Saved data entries

══════════

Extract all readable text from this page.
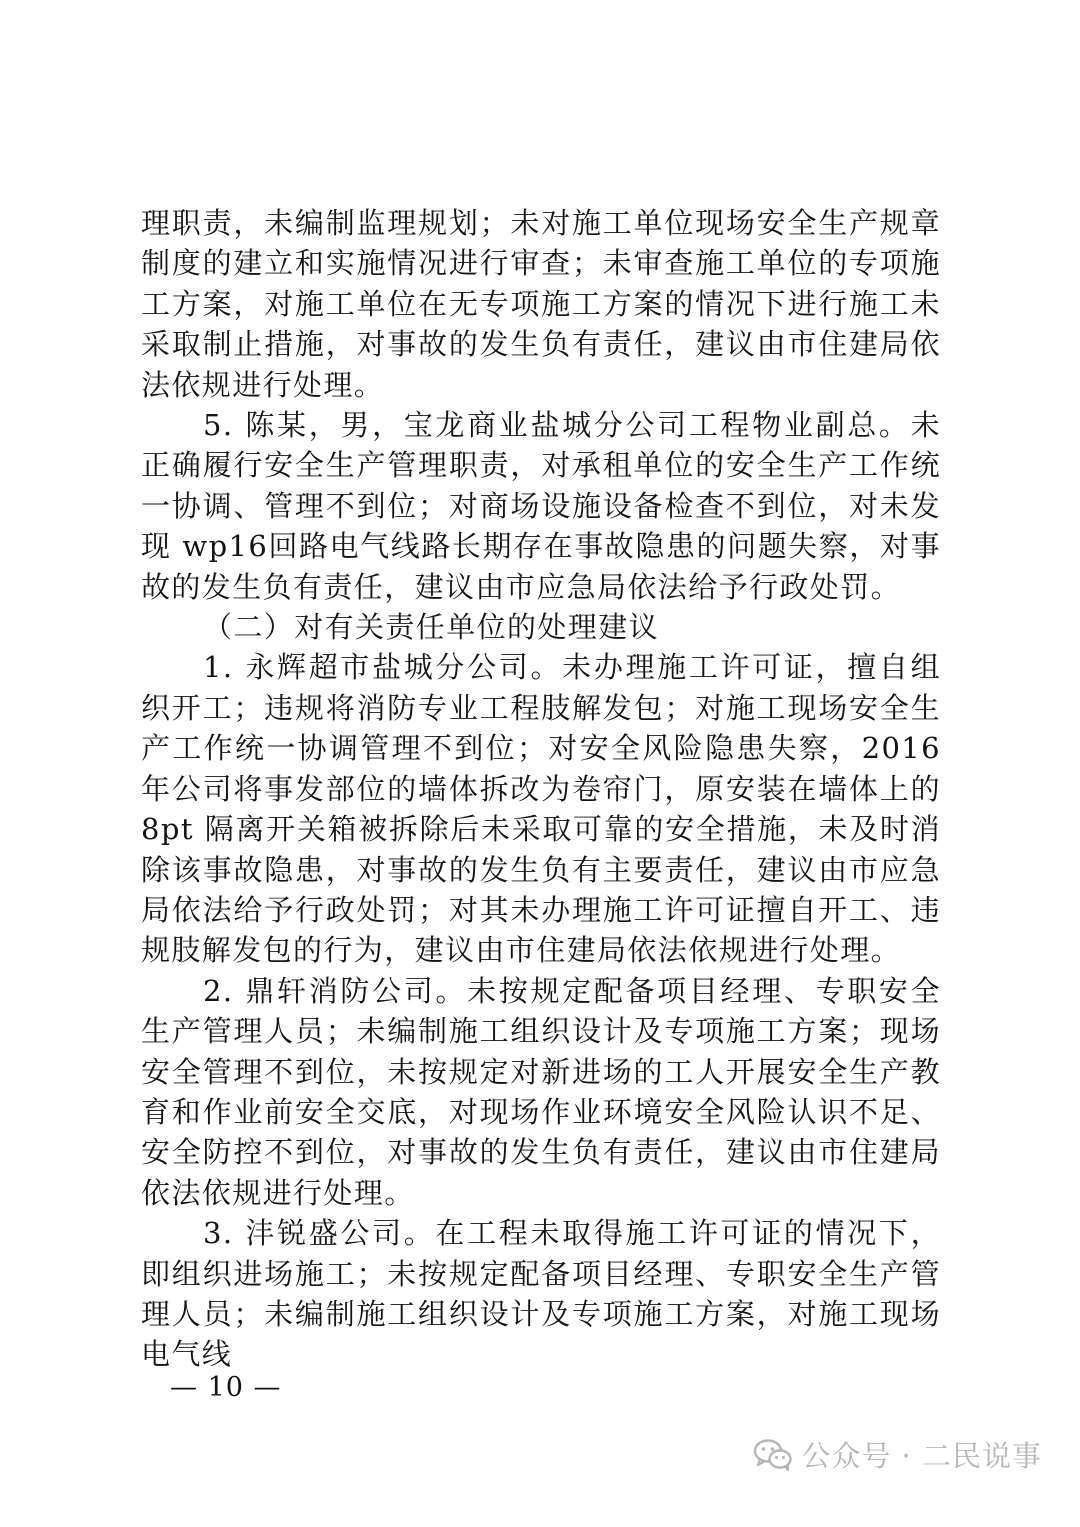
理职责，未编制监理规划；未对施工单位现场安全生产规章制度的建立和实施情况进行审查；未审查施工单位的专项施工方案，对施工单位在无专项施工方案的情况下进行施工未采取制止措施，对事故的发生负有责任，建议由市住建局依法依规进行处理。

5. 陈某，男，宝龙商业盐城分公司工程物业副总。未正确履行安全生产管理职责，对承租单位的安全生产工作统一协调、管理不到位；对商场设施设备检查不到位，对未发现 wp16回路电气线路长期存在事故隐患的问题失察，对事故的发生负有责任，建议由市应急局依法给予行政处罚。

（二）对有关责任单位的处理建议

1. 永辉超市盐城分公司。未办理施工许可证，擅自组织开工；违规将消防专业工程肢解发包；对施工现场安全生产工作统一协调管理不到位；对安全风险隐患失察，2016 年公司将事发部位的墙体拆改为卷帘门，原安装在墙体上的 8pt 隔离开关箱被拆除后未采取可靠的安全措施，未及时消除该事故隐患，对事故的发生负有主要责任，建议由市应急局依法给予行政处罚；对其未办理施工许可证擅自开工、违规肢解发包的行为，建议由市住建局依法依规进行处理。

2. 鼎轩消防公司。未按规定配备项目经理、专职安全生产管理人员；未编制施工组织设计及专项施工方案；现场安全管理不到位，未按规定对新进场的工人开展安全生产教育和作业前安全交底，对现场作业环境安全风险认识不足、安全防控不到位，对事故的发生负有责任，建议由市住建局依法依规进行处理。

3. 沣锐盛公司。在工程未取得施工许可证的情况下，即组织进场施工；未按规定配备项目经理、专职安全生产管理人员；未编制施工组织设计及专项施工方案，对施工现场电气线

— 10 —
公众号 · 二民说事
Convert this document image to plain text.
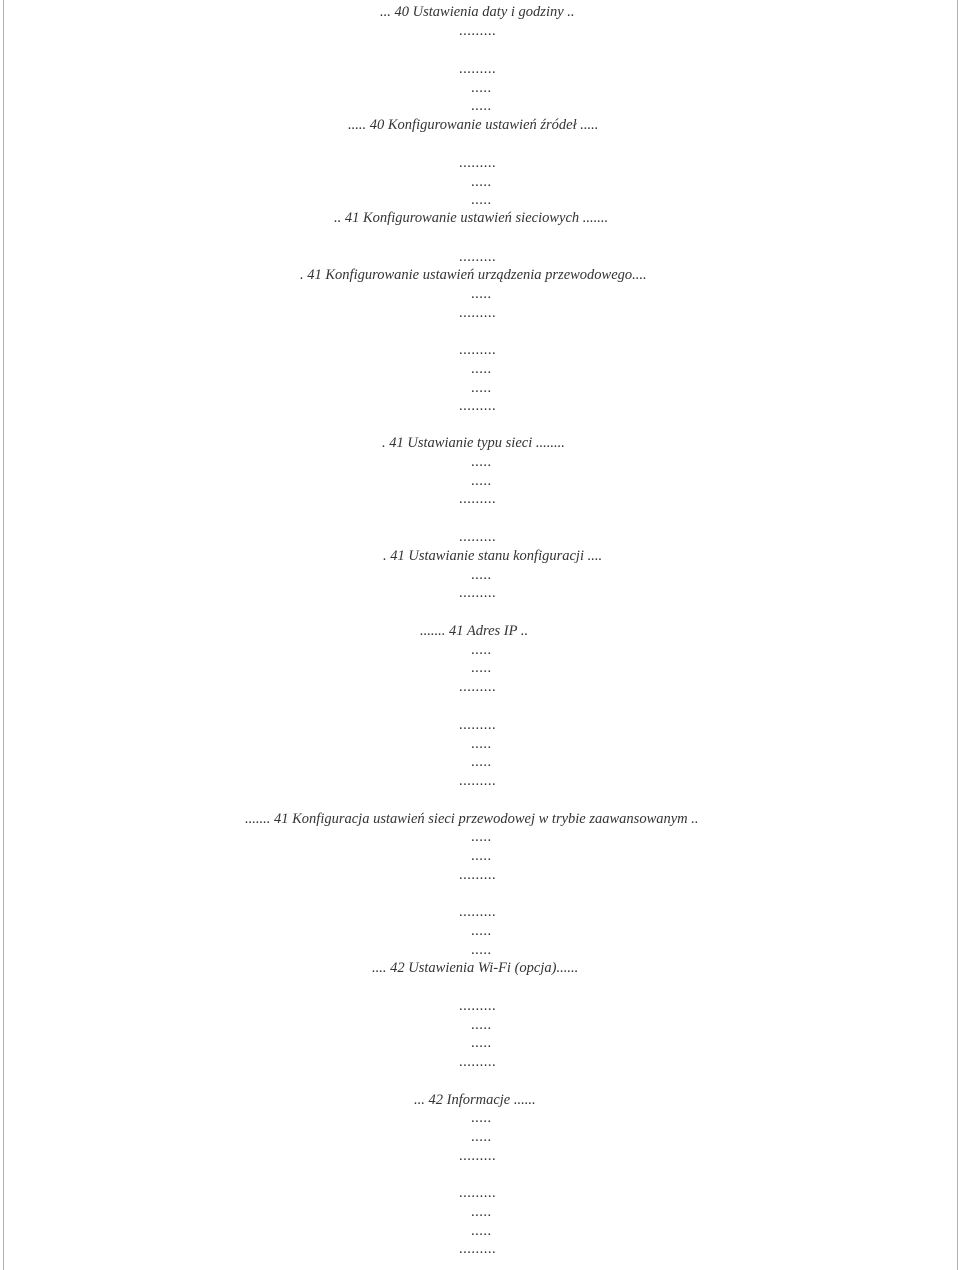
... 40 Ustawienia daty i godziny ..
.........
.........
.....
.....
..... 40 Konfigurowanie ustawień źródeł .....
.........
.....
.....
.. 41 Konfigurowanie ustawień sieciowych .......
.........
. 41 Konfigurowanie ustawień urządzenia przewodowego....
.....
.........
.........
.....
.....
.........
. 41 Ustawianie typu sieci ........
.....
.....
.........
.........
. 41 Ustawianie stanu konfiguracji ....
.....
.........
....... 41 Adres IP ..
.....
.....
.........
.........
.....
.....
.........
....... 41 Konfiguracja ustawień sieci przewodowej w trybie zaawansowanym ..
.....
.....
.........
.........
.....
.....
.... 42 Ustawienia Wi-Fi (opcja)......
.........
.....
.....
.........
... 42 Informacje ......
.....
.....
.........
.........
.....
.....
.........
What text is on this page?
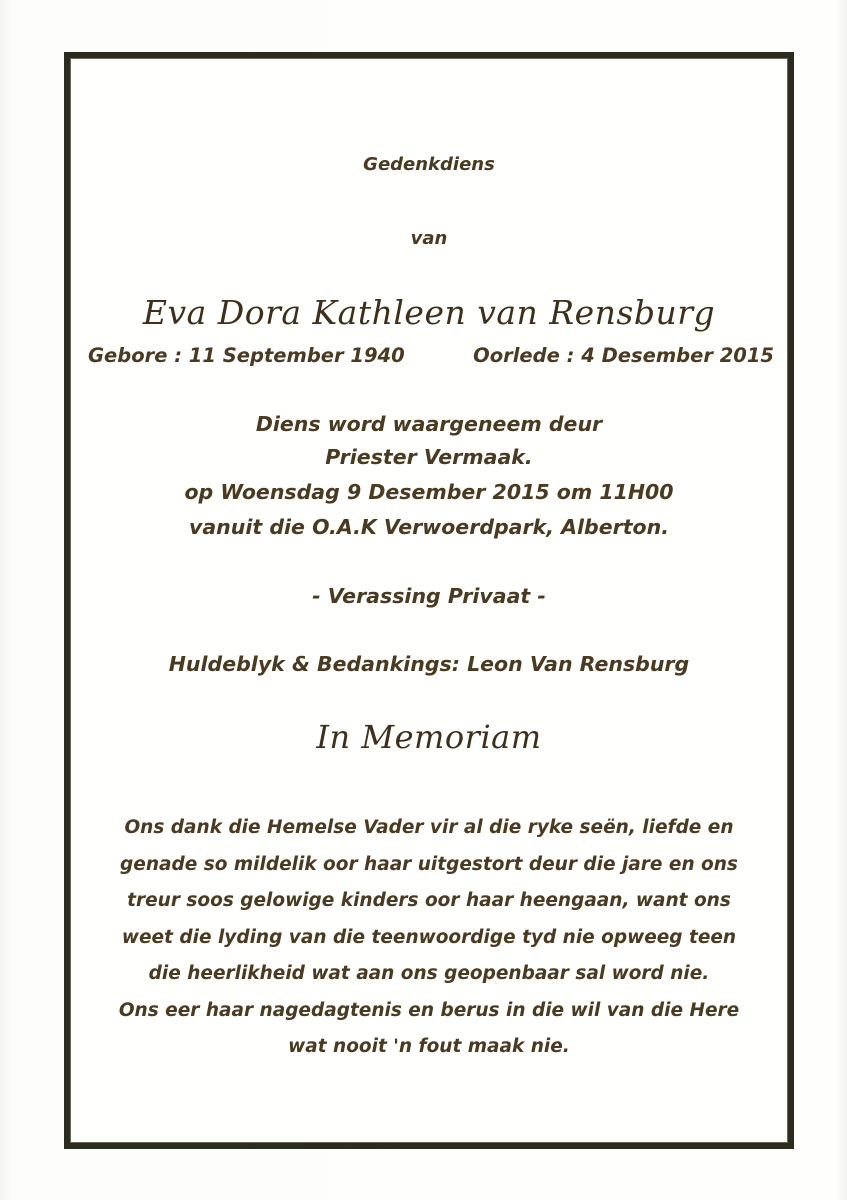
Gedenkdiens
van
Eva Dora Kathleen van Rensburg
Gebore : 11 September 1940	Oorlede : 4 Desember 2015
Diens word waargeneem deur
Priester Vermaak.
op Woensdag 9 Desember 2015 om 11H00
vanuit die O.A.K Verwoerdpark, Alberton.
- Verassing Privaat -
Huldeblyk & Bedankings: Leon Van Rensburg
In Memoriam
Ons dank die Hemelse Vader vir al die ryke seën, liefde en
genade so mildelik oor haar uitgestort deur die jare en ons
treur soos gelowige kinders oor haar heengaan, want ons
weet die lyding van die teenwoordige tyd nie opweeg teen
die heerlikheid wat aan ons geopenbaar sal word nie.
Ons eer haar nagedagtenis en berus in die wil van die Here
wat nooit 'n fout maak nie.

══════════

Copy all lines above containing the string "page".

Extract all readable text from this page.
What text is on this page?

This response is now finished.